Every line below is to be quoted exactly, with nothing added or dropped.

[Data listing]
= = = = =

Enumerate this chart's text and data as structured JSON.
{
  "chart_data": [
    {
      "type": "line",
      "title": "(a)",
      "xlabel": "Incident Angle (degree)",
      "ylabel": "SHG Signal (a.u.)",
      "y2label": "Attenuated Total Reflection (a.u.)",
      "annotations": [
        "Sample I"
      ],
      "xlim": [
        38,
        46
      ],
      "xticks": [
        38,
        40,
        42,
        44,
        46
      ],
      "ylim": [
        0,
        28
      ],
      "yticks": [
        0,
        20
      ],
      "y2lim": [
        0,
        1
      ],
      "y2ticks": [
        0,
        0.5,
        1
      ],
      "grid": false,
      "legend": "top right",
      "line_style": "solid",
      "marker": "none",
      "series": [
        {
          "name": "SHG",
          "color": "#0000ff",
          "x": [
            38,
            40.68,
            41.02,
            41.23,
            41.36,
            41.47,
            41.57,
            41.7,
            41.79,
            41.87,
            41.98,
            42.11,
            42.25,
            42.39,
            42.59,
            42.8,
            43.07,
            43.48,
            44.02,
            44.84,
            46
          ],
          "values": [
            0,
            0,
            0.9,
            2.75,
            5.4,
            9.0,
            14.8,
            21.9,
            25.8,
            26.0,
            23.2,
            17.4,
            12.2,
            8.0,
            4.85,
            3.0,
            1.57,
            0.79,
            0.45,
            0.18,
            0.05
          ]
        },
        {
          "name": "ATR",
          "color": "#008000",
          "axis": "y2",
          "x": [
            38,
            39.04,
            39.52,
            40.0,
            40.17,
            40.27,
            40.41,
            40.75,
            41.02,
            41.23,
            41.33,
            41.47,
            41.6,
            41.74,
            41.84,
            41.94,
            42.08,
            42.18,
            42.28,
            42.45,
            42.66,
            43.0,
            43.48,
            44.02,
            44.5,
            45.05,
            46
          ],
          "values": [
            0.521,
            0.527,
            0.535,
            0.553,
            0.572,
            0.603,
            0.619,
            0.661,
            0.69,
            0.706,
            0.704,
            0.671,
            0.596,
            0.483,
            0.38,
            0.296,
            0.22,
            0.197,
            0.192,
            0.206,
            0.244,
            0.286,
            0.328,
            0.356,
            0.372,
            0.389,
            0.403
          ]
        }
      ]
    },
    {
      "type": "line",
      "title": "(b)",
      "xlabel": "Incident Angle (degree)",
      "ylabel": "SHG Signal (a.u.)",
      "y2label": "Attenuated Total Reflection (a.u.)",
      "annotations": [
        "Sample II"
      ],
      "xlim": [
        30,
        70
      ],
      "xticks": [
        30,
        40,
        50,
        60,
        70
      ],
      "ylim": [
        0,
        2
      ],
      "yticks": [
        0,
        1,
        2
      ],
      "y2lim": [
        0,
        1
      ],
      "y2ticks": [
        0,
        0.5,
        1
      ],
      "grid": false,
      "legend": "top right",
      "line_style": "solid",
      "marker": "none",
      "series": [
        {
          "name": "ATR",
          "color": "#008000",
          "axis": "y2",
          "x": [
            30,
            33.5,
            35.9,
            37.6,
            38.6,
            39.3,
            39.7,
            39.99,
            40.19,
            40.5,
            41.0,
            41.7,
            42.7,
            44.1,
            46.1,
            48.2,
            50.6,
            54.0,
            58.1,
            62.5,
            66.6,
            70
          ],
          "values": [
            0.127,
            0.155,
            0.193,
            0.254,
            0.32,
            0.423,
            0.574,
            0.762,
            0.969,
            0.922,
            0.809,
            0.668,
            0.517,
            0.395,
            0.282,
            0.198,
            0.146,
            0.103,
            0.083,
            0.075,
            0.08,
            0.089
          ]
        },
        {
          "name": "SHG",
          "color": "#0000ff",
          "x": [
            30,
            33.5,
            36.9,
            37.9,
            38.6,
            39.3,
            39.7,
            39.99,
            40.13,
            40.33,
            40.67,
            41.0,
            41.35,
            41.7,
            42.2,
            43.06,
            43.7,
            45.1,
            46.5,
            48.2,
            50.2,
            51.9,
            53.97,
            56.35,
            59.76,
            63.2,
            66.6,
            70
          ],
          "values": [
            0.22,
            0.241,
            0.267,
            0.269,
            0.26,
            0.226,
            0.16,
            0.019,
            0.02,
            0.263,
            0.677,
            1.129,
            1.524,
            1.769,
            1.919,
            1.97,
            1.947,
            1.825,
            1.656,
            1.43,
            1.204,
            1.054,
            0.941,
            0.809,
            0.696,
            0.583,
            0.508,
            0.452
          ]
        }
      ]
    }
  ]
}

= = = = =

COMPLETE ANSWER »
Enumerate this chart's text and data as structured JSON.
{
  "chart_data": [
    {
      "type": "line",
      "title": "(a)",
      "xlabel": "Incident Angle (degree)",
      "ylabel": "SHG Signal (a.u.)",
      "y2label": "Attenuated Total Reflection (a.u.)",
      "annotations": [
        "Sample I"
      ],
      "xlim": [
        38,
        46
      ],
      "xticks": [
        38,
        40,
        42,
        44,
        46
      ],
      "ylim": [
        0,
        28
      ],
      "yticks": [
        0,
        20
      ],
      "y2lim": [
        0,
        1
      ],
      "y2ticks": [
        0,
        0.5,
        1
      ],
      "grid": false,
      "legend": "top right",
      "line_style": "solid",
      "marker": "none",
      "series": [
        {
          "name": "SHG",
          "color": "#0000ff",
          "x": [
            38,
            40.68,
            41.02,
            41.23,
            41.36,
            41.47,
            41.57,
            41.7,
            41.79,
            41.87,
            41.98,
            42.11,
            42.25,
            42.39,
            42.59,
            42.8,
            43.07,
            43.48,
            44.02,
            44.84,
            46
          ],
          "values": [
            0,
            0,
            0.9,
            2.75,
            5.4,
            9.0,
            14.8,
            21.9,
            25.8,
            26.0,
            23.2,
            17.4,
            12.2,
            8.0,
            4.85,
            3.0,
            1.57,
            0.79,
            0.45,
            0.18,
            0.05
          ]
        },
        {
          "name": "ATR",
          "color": "#008000",
          "axis": "y2",
          "x": [
            38,
            39.04,
            39.52,
            40.0,
            40.17,
            40.27,
            40.41,
            40.75,
            41.02,
            41.23,
            41.33,
            41.47,
            41.6,
            41.74,
            41.84,
            41.94,
            42.08,
            42.18,
            42.28,
            42.45,
            42.66,
            43.0,
            43.48,
            44.02,
            44.5,
            45.05,
            46
          ],
          "values": [
            0.521,
            0.527,
            0.535,
            0.553,
            0.572,
            0.603,
            0.619,
            0.661,
            0.69,
            0.706,
            0.704,
            0.671,
            0.596,
            0.483,
            0.38,
            0.296,
            0.22,
            0.197,
            0.192,
            0.206,
            0.244,
            0.286,
            0.328,
            0.356,
            0.372,
            0.389,
            0.403
          ]
        }
      ]
    },
    {
      "type": "line",
      "title": "(b)",
      "xlabel": "Incident Angle (degree)",
      "ylabel": "SHG Signal (a.u.)",
      "y2label": "Attenuated Total Reflection (a.u.)",
      "annotations": [
        "Sample II"
      ],
      "xlim": [
        30,
        70
      ],
      "xticks": [
        30,
        40,
        50,
        60,
        70
      ],
      "ylim": [
        0,
        2
      ],
      "yticks": [
        0,
        1,
        2
      ],
      "y2lim": [
        0,
        1
      ],
      "y2ticks": [
        0,
        0.5,
        1
      ],
      "grid": false,
      "legend": "top right",
      "line_style": "solid",
      "marker": "none",
      "series": [
        {
          "name": "ATR",
          "color": "#008000",
          "axis": "y2",
          "x": [
            30,
            33.5,
            35.9,
            37.6,
            38.6,
            39.3,
            39.7,
            39.99,
            40.19,
            40.5,
            41.0,
            41.7,
            42.7,
            44.1,
            46.1,
            48.2,
            50.6,
            54.0,
            58.1,
            62.5,
            66.6,
            70
          ],
          "values": [
            0.127,
            0.155,
            0.193,
            0.254,
            0.32,
            0.423,
            0.574,
            0.762,
            0.969,
            0.922,
            0.809,
            0.668,
            0.517,
            0.395,
            0.282,
            0.198,
            0.146,
            0.103,
            0.083,
            0.075,
            0.08,
            0.089
          ]
        },
        {
          "name": "SHG",
          "color": "#0000ff",
          "x": [
            30,
            33.5,
            36.9,
            37.9,
            38.6,
            39.3,
            39.7,
            39.99,
            40.13,
            40.33,
            40.67,
            41.0,
            41.35,
            41.7,
            42.2,
            43.06,
            43.7,
            45.1,
            46.5,
            48.2,
            50.2,
            51.9,
            53.97,
            56.35,
            59.76,
            63.2,
            66.6,
            70
          ],
          "values": [
            0.22,
            0.241,
            0.267,
            0.269,
            0.26,
            0.226,
            0.16,
            0.019,
            0.02,
            0.263,
            0.677,
            1.129,
            1.524,
            1.769,
            1.919,
            1.97,
            1.947,
            1.825,
            1.656,
            1.43,
            1.204,
            1.054,
            0.941,
            0.809,
            0.696,
            0.583,
            0.508,
            0.452
          ]
        }
      ]
    }
  ]
}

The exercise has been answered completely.